__TASK REQUIREMENTS__. Check each line of the data below for the word "incognita", then extract the ones that have it.

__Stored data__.
|---|
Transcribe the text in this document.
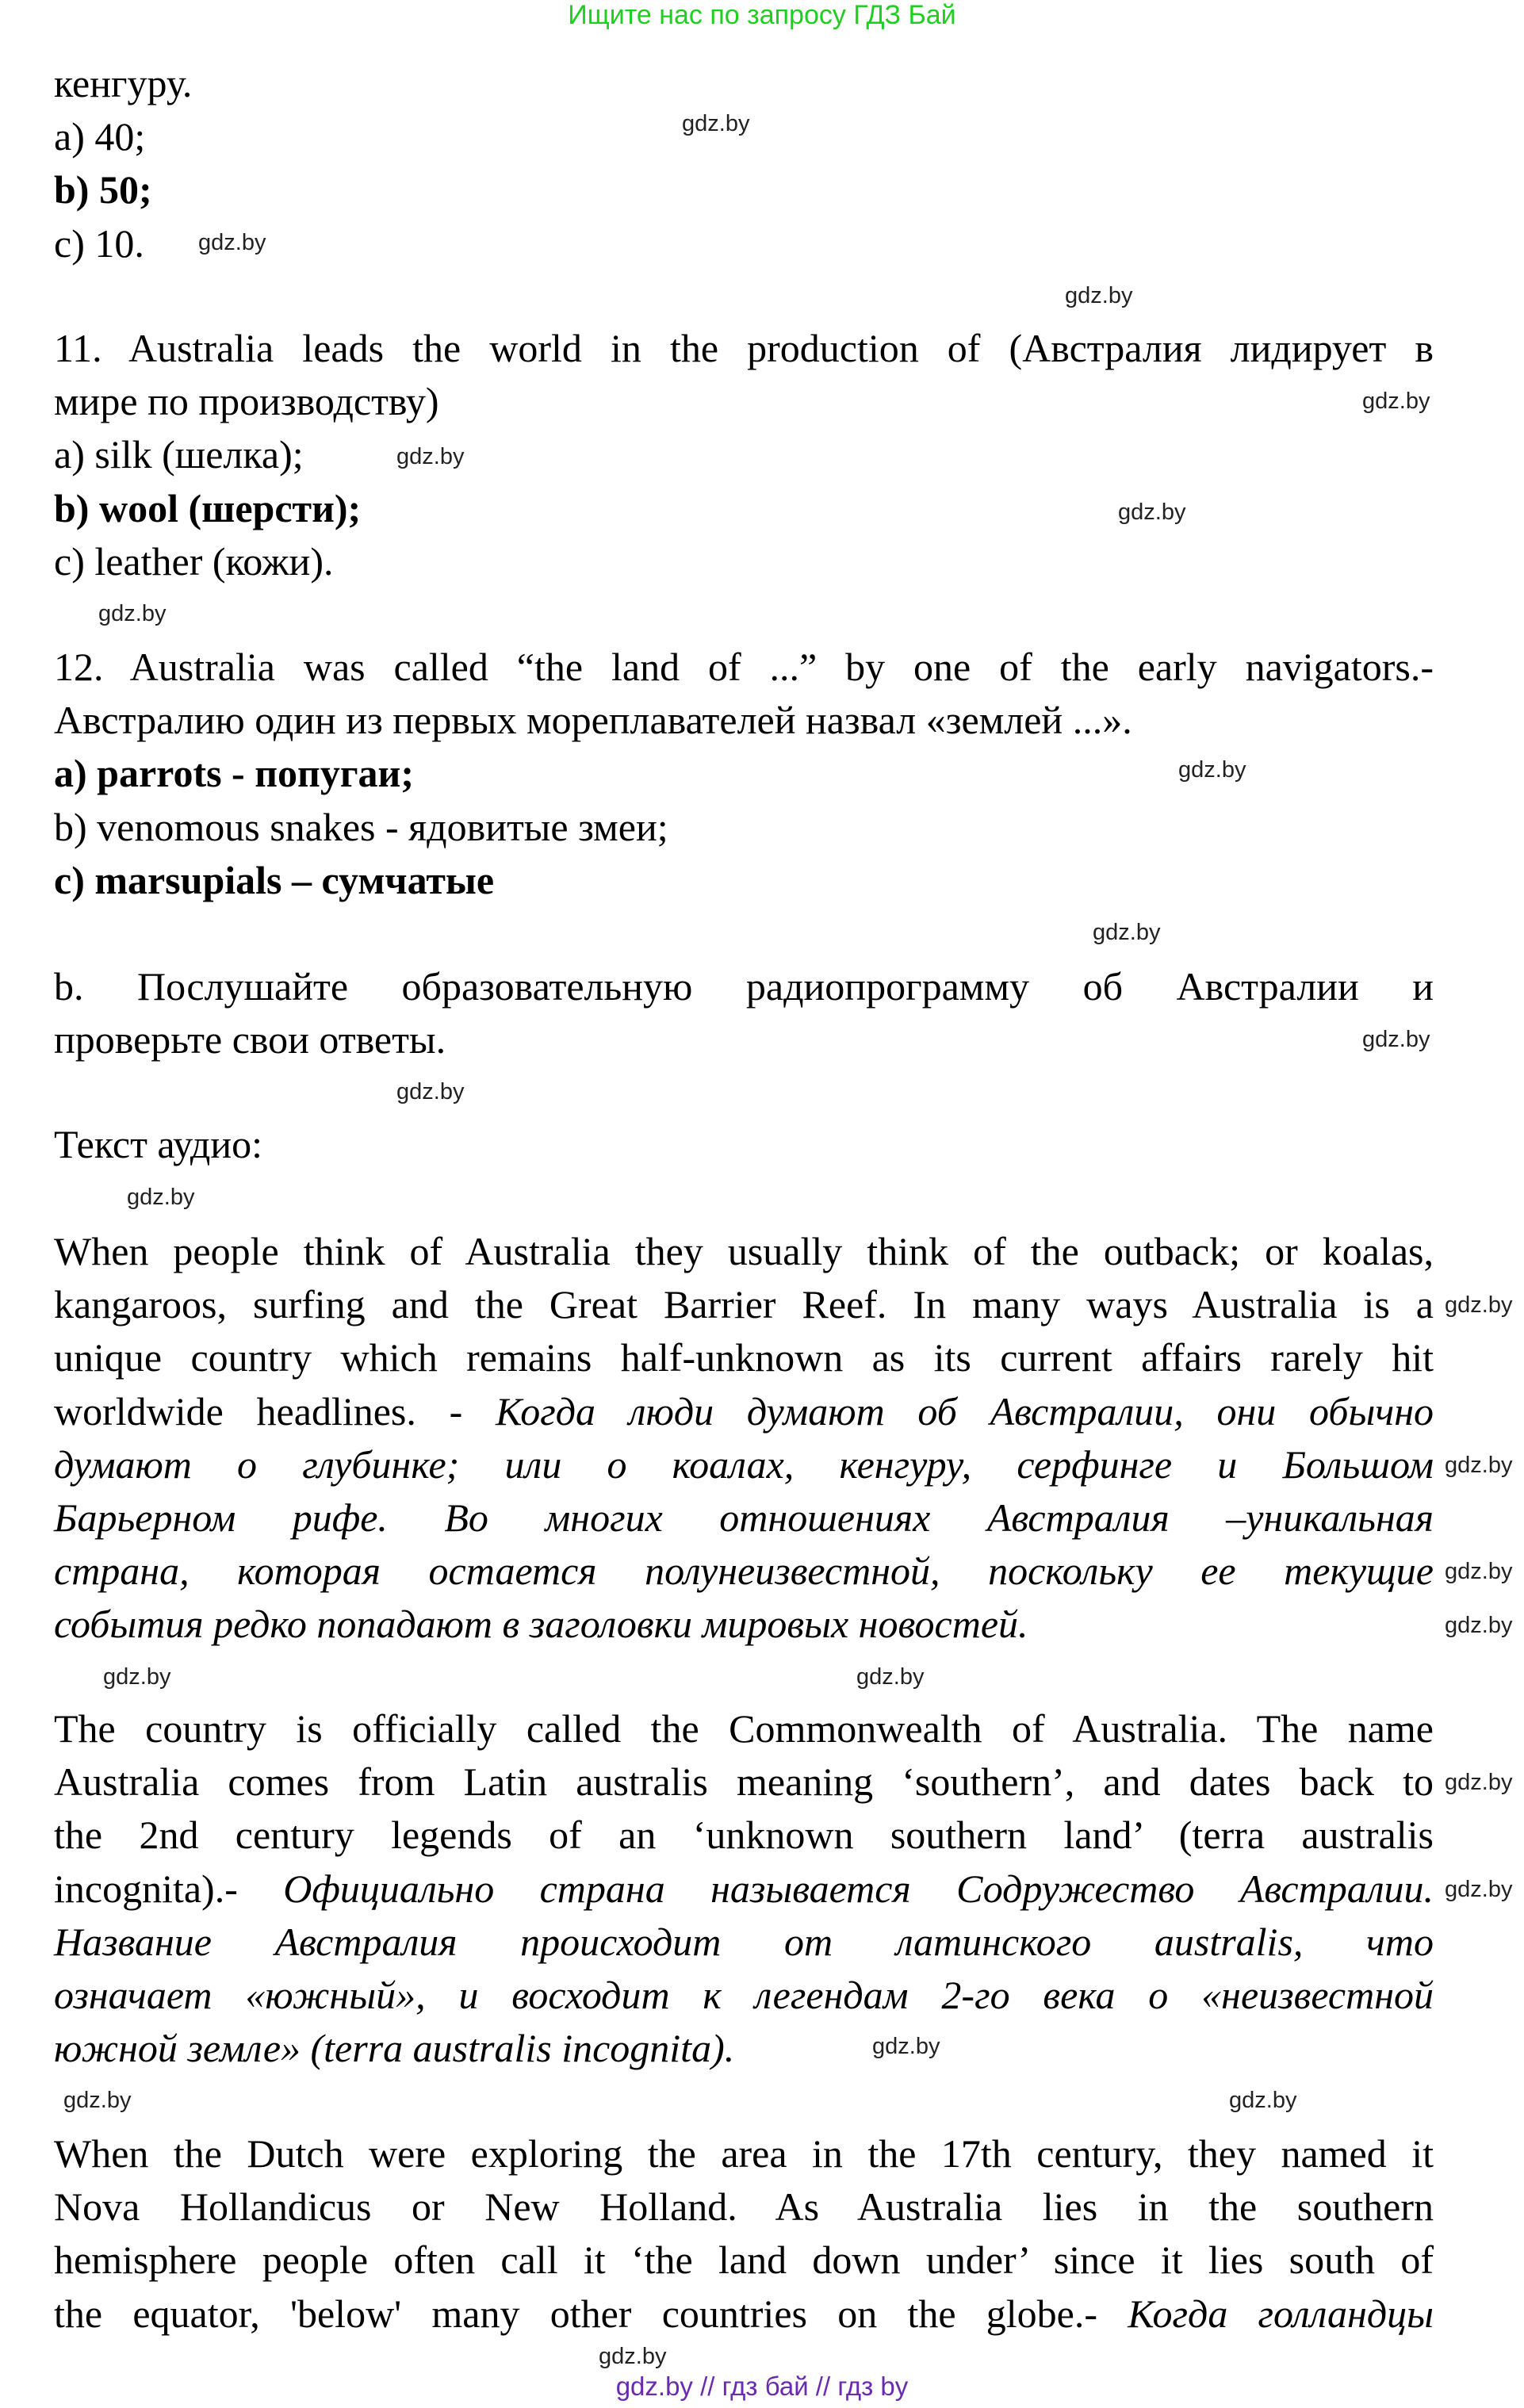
Ищите нас по запросу ГДЗ Бай
кенгуру.
a) 40;
b) 50;
c) 10.
11. Australia leads the world in the production of (Австралия лидирует в
мире по производству)
a) silk (шелка);
b) wool (шерсти);
c) leather (кожи).
12. Australia was called “the land of ...” by one of the early navigators.-
Австралию один из первых мореплавателей назвал «землей ...».
a) parrots - попугаи;
b) venomous snakes - ядовитые змеи;
c) marsupials – сумчатые
b. Послушайте образовательную радиопрограмму об Австралии и
проверьте свои ответы.
Текст аудио:
When people think of Australia they usually think of the outback; or koalas,
kangaroos, surfing and the Great Barrier Reef. In many ways Australia is a
unique country which remains half-unknown as its current affairs rarely hit
worldwide headlines. - Когда люди думают об Австралии, они обычно
думают о глубинке; или о коалах, кенгуру, серфинге и Большом
Барьерном рифе. Во многих отношениях Австралия –уникальная
страна, которая остается полунеизвестной, поскольку ее текущие
события редко попадают в заголовки мировых новостей.
The country is officially called the Commonwealth of Australia. The name
Australia comes from Latin australis meaning ‘southern’, and dates back to
the 2nd century legends of an ‘unknown southern land’ (terra australis
incognita).- Официально страна называется Содружество Австралии.
Название Австралия происходит от латинского australis, что
означает «южный», и восходит к легендам 2-го века о «неизвестной
южной земле» (terra australis incognita).
When the Dutch were exploring the area in the 17th century, they named it
Nova Hollandicus or New Holland. As Australia lies in the southern
hemisphere people often call it ‘the land down under’ since it lies south of
the equator, 'below' many other countries on the globe.- Когда голландцы
gdz.by
gdz.by
gdz.by
gdz.by
gdz.by
gdz.by
gdz.by
gdz.by
gdz.by
gdz.by
gdz.by
gdz.by
gdz.by
gdz.by
gdz.by
gdz.by
gdz.by	gdz.by
gdz.by
gdz.by
gdz.by
gdz.by
gdz.by
gdz.by
gdz.by // гдз бай // гдз by
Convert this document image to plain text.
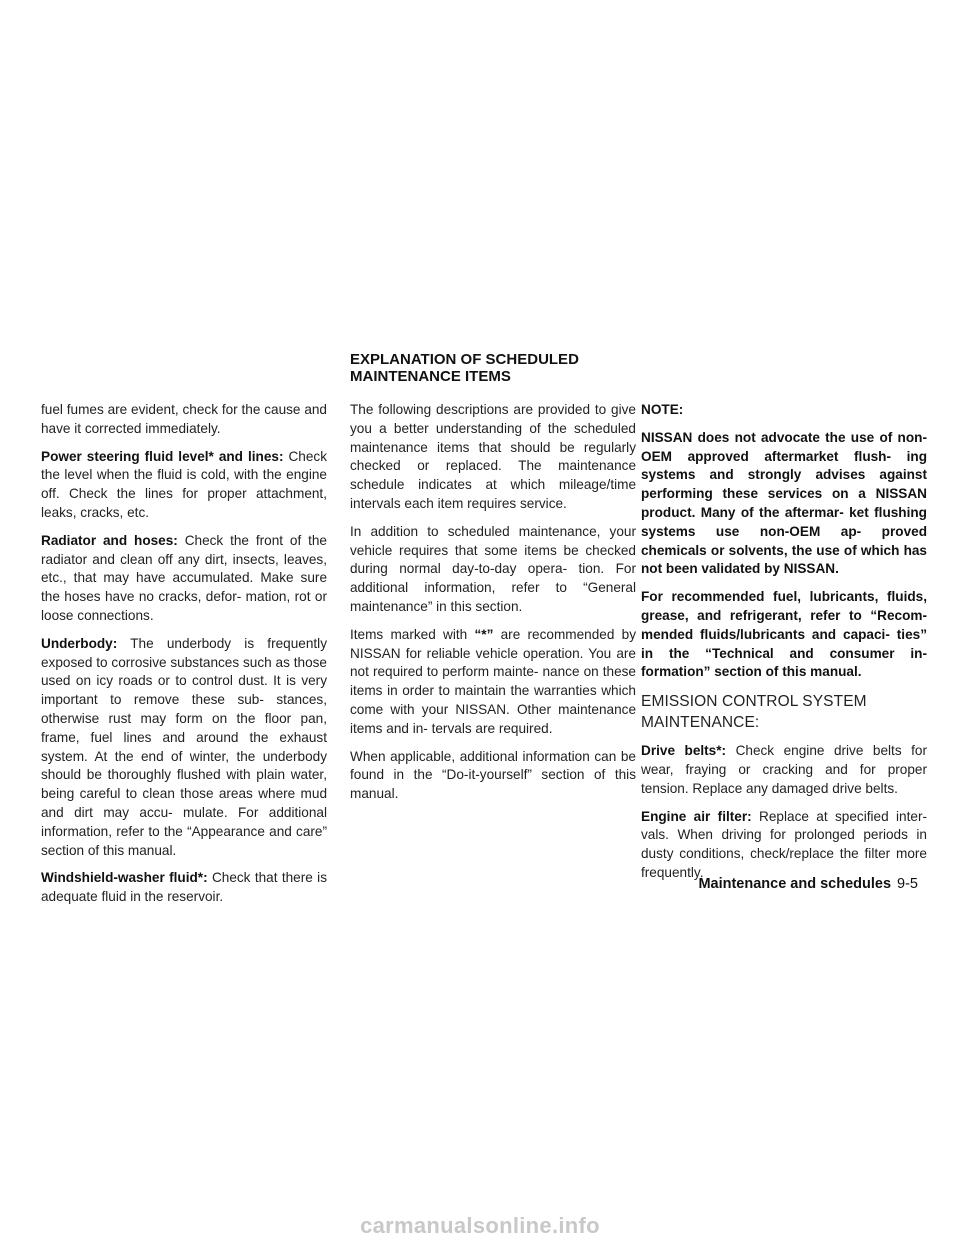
EXPLANATION OF SCHEDULED
MAINTENANCE ITEMS

fuel fumes are evident, check for the cause and have it corrected immediately.

Power steering fluid level* and lines: Check the level when the fluid is cold, with the engine off. Check the lines for proper attachment, leaks, cracks, etc.

Radiator and hoses: Check the front of the radiator and clean off any dirt, insects, leaves, etc., that may have accumulated. Make sure the hoses have no cracks, defor- mation, rot or loose connections.

Underbody: The underbody is frequently exposed to corrosive substances such as those used on icy roads or to control dust. It is very important to remove these sub- stances, otherwise rust may form on the floor pan, frame, fuel lines and around the exhaust system. At the end of winter, the underbody should be thoroughly flushed with plain water, being careful to clean those areas where mud and dirt may accu- mulate. For additional information, refer to the “Appearance and care” section of this manual.

Windshield-washer fluid*: Check that there is adequate fluid in the reservoir.

The following descriptions are provided to give you a better understanding of the scheduled maintenance items that should be regularly checked or replaced. The maintenance schedule indicates at which mileage/time intervals each item requires service.

In addition to scheduled maintenance, your vehicle requires that some items be checked during normal day-to-day opera- tion. For additional information, refer to “General maintenance” in this section.

Items marked with “*” are recommended by NISSAN for reliable vehicle operation. You are not required to perform mainte- nance on these items in order to maintain the warranties which come with your NISSAN. Other maintenance items and in- tervals are required.

When applicable, additional information can be found in the “Do-it-yourself” section of this manual.

NOTE:

NISSAN does not advocate the use of non-OEM approved aftermarket flush- ing systems and strongly advises against performing these services on a NISSAN product. Many of the aftermar- ket flushing systems use non-OEM ap- proved chemicals or solvents, the use of which has not been validated by NISSAN.

For recommended fuel, lubricants, fluids, grease, and refrigerant, refer to “Recom- mended fluids/lubricants and capaci- ties” in the “Technical and consumer in- formation” section of this manual.

EMISSION CONTROL SYSTEM
MAINTENANCE:

Drive belts*: Check engine drive belts for wear, fraying or cracking and for proper tension. Replace any damaged drive belts.

Engine air filter: Replace at specified inter- vals. When driving for prolonged periods in dusty conditions, check/replace the filter more frequently.

Maintenance and schedules 9-5
carmanualsonline.info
|---|
__OUTPUT OF THE EXERCISE__.
incognita).- Официально страна называется Содружество Австралии.
южной земле» (terra australis incognita).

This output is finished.